▶ _TEXT SECTION_
============================================================

Lithium is handled like sodium in the proximal tubule with about
80% being reabsorbed. The elimination half-life varies with age
and ranges from 8-20 hours in younger patients with normal renal
function to 30-40 hours in elderly patients or in those with renal
impairment.
The optimum maintenance dosage is usually established
by monitoring the serum lithium concentrations and these are measured
subsequently to check compliance, prevent sub-therapeutic dosing
and to diagnose impending or manifest lithium toxicity.
Toxicity
Lithium therapy is frequently associated with
mild side effects such as weight gain, polyuria, tremor, diarrhoea
and oedema of the face and legs which resolve when the treatment
stops. A small proportion of patients develop a benign enlargement
of the thyroid and it is recommended that thyroid function tests
are carried out when treatment starts and at six month intervals
thereafter. Usually there is a fall in total and free thyroxine
levels and a rise in thyroid stimulating hormone (TSH), but hypothyroidism
is rarely so severe as to need thyroxine therapy. Lithium has diuretic
properties due to its antagonism of the renal response to ADH and
can induce nephrogenic diabetes insipidus, although the full pathogenesis
of the condition, which persists for some time after medication
is withdrawn, is uncertain.

============================================================

▶ _WHAT TO WORK ON_
(1) Please rewrite the paragraph of the lithium text that begins "The optimum maintenance dosage" as a short list, keeping its main facts.
(2) Set down, word for word, everything in the lithium text from "Lithium is handled" down to "manifest lithium toxicity.".
The lines after this point are separate material, apart from the lithium text.

============================================================

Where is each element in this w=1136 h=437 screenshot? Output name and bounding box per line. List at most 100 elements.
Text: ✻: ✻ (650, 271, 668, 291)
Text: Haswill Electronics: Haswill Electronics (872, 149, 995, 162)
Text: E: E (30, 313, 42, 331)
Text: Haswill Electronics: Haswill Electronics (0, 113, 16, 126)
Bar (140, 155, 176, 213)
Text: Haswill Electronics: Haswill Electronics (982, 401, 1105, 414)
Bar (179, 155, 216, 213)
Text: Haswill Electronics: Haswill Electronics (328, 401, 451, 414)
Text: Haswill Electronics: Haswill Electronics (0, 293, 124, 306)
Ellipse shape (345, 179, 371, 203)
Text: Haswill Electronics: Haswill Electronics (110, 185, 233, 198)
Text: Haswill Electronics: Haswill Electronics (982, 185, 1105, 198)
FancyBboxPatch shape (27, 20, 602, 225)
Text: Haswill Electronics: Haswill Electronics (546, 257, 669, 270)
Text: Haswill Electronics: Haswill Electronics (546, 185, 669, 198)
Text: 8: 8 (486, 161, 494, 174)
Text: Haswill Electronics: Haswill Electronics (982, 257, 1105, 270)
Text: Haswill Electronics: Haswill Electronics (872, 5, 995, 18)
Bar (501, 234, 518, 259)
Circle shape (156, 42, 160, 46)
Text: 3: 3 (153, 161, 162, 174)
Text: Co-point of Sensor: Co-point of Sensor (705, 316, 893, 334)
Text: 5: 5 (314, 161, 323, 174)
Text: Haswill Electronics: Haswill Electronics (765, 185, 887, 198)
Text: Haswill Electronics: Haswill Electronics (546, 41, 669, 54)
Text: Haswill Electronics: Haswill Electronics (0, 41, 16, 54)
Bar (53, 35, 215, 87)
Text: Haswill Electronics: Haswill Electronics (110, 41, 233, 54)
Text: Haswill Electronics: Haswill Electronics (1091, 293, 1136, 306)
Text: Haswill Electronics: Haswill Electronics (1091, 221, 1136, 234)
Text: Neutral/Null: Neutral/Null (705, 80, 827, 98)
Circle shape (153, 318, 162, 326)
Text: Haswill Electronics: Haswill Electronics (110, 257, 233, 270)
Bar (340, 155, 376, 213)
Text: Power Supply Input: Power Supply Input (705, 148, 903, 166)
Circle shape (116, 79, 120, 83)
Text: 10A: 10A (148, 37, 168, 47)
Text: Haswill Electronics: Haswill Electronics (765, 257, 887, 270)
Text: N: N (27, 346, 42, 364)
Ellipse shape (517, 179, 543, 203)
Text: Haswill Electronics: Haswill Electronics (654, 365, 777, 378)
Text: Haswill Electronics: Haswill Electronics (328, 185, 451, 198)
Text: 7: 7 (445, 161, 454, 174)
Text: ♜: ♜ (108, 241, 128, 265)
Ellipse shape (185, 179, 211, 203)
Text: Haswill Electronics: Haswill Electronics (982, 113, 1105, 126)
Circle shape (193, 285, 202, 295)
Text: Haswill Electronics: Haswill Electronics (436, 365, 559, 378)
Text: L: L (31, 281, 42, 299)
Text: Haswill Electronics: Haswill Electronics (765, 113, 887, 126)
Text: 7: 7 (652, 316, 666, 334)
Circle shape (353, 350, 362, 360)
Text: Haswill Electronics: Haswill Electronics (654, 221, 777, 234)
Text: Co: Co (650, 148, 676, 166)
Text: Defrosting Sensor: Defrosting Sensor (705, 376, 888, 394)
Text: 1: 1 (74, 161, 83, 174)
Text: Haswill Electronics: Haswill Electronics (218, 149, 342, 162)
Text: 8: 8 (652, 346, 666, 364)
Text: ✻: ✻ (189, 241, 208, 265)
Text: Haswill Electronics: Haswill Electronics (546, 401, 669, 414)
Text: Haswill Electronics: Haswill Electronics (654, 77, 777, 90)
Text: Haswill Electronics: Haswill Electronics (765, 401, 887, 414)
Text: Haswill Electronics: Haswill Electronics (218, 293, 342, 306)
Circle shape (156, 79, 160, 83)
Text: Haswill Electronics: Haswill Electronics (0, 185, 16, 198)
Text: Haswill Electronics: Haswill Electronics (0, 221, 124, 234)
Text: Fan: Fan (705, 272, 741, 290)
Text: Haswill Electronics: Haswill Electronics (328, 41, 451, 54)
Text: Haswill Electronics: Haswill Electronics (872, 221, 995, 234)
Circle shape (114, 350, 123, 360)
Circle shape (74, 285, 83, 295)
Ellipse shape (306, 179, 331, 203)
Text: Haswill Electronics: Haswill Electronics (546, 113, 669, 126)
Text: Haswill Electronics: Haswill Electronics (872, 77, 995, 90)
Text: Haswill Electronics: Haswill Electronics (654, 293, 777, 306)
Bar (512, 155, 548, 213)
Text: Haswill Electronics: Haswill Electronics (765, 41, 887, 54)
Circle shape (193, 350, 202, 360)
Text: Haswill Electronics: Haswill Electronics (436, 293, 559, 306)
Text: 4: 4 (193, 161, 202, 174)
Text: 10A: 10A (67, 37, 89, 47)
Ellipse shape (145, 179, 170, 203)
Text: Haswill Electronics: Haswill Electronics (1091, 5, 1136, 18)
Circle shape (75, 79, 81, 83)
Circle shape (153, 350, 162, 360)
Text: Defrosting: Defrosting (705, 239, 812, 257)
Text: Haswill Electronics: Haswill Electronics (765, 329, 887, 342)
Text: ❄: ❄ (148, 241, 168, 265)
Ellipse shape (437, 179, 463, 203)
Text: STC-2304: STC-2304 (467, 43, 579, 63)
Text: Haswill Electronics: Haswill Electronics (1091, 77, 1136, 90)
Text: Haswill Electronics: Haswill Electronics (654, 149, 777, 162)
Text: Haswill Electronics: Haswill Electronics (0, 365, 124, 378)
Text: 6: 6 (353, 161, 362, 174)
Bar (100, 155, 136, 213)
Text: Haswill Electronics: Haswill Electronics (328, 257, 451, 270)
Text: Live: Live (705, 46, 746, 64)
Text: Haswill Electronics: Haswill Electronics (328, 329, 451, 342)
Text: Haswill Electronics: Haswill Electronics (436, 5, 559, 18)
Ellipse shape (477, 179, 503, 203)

============================================================

▶ _ANSWERS BY ITEM NUMBER_
(1)
- The best maintenance dosage is usually set by monitoring serum lithium concentrations.
- These concentrations are measured afterward to:
  - check compliance
  - prevent sub-therapeutic dosing
  - diagnose impending or manifest lithium toxicity

(2)
Lithium is handled like sodium in the proximal tubule with about
80% being reabsorbed. The elimination half-life varies with age
and ranges from 8-20 hours in younger patients with normal renal
function to 30-40 hours in elderly patients or in those with renal
impairment.
The optimum maintenance dosage is usually established
by monitoring the serum lithium concentrations and these are measured
subsequently to check compliance, prevent sub-therapeutic dosing
and to diagnose impending or manifest lithium toxicity.